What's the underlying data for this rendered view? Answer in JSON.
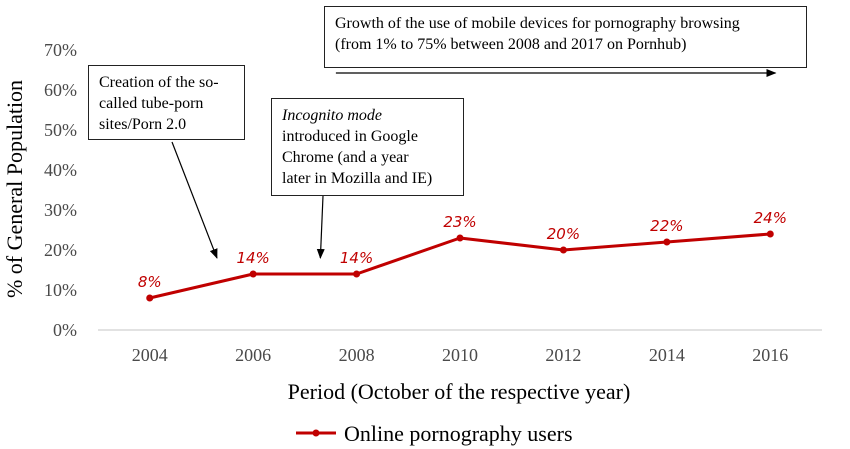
{
  "chart_data": {
    "type": "line",
    "x": [
      2004,
      2006,
      2008,
      2010,
      2012,
      2014,
      2016
    ],
    "series": [
      {
        "name": "Online pornography users",
        "values": [
          8,
          14,
          14,
          23,
          20,
          22,
          24
        ],
        "data_labels": [
          "8%",
          "14%",
          "14%",
          "23%",
          "20%",
          "22%",
          "24%"
        ],
        "color": "#c00000"
      }
    ],
    "ylim": [
      0,
      70
    ],
    "y_ticks": [
      "0%",
      "10%",
      "20%",
      "30%",
      "40%",
      "50%",
      "60%",
      "70%"
    ],
    "x_ticks": [
      "2004",
      "2006",
      "2008",
      "2010",
      "2012",
      "2014",
      "2016"
    ],
    "xlabel": "Period (October of the respective year)",
    "ylabel": "% of General Population",
    "grid": false,
    "legend_position": "bottom"
  },
  "annotations": {
    "tube_sites": {
      "lines": [
        "Creation of the so-",
        "called tube-porn",
        "sites/Porn 2.0"
      ],
      "points_to_year": 2005.3
    },
    "incognito": {
      "line1_italic": "Incognito mode",
      "lines": [
        "introduced in Google",
        "Chrome (and a year",
        "later in Mozilla and IE)"
      ],
      "points_to_year": 2007.3
    },
    "mobile": {
      "lines": [
        "Growth of the use of mobile devices for pornography browsing",
        "(from 1% to 75% between 2008 and 2017 on Pornhub)"
      ],
      "arrow_from_year": 2007.6,
      "arrow_to_year": 2016.1
    }
  },
  "colors": {
    "series": "#c00000",
    "axis": "#d9d9d9",
    "ticks": "#4a4a4a"
  }
}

## Problem to work on
Pictures in the records above are left out; print everything else exactly as written.

## Solution to this task
What's the underlying data for this rendered view? Answer in JSON.
{
  "chart_data": {
    "type": "line",
    "x": [
      2004,
      2006,
      2008,
      2010,
      2012,
      2014,
      2016
    ],
    "series": [
      {
        "name": "Online pornography users",
        "values": [
          8,
          14,
          14,
          23,
          20,
          22,
          24
        ],
        "data_labels": [
          "8%",
          "14%",
          "14%",
          "23%",
          "20%",
          "22%",
          "24%"
        ],
        "color": "#c00000"
      }
    ],
    "ylim": [
      0,
      70
    ],
    "y_ticks": [
      "0%",
      "10%",
      "20%",
      "30%",
      "40%",
      "50%",
      "60%",
      "70%"
    ],
    "x_ticks": [
      "2004",
      "2006",
      "2008",
      "2010",
      "2012",
      "2014",
      "2016"
    ],
    "xlabel": "Period (October of the respective year)",
    "ylabel": "% of General Population",
    "grid": false,
    "legend_position": "bottom"
  },
  "annotations": {
    "tube_sites": {
      "lines": [
        "Creation of the so-",
        "called tube-porn",
        "sites/Porn 2.0"
      ],
      "points_to_year": 2005.3
    },
    "incognito": {
      "line1_italic": "Incognito mode",
      "lines": [
        "introduced in Google",
        "Chrome (and a year",
        "later in Mozilla and IE)"
      ],
      "points_to_year": 2007.3
    },
    "mobile": {
      "lines": [
        "Growth of the use of mobile devices for pornography browsing",
        "(from 1% to 75% between 2008 and 2017 on Pornhub)"
      ],
      "arrow_from_year": 2007.6,
      "arrow_to_year": 2016.1
    }
  },
  "colors": {
    "series": "#c00000",
    "axis": "#d9d9d9",
    "ticks": "#4a4a4a"
  }
}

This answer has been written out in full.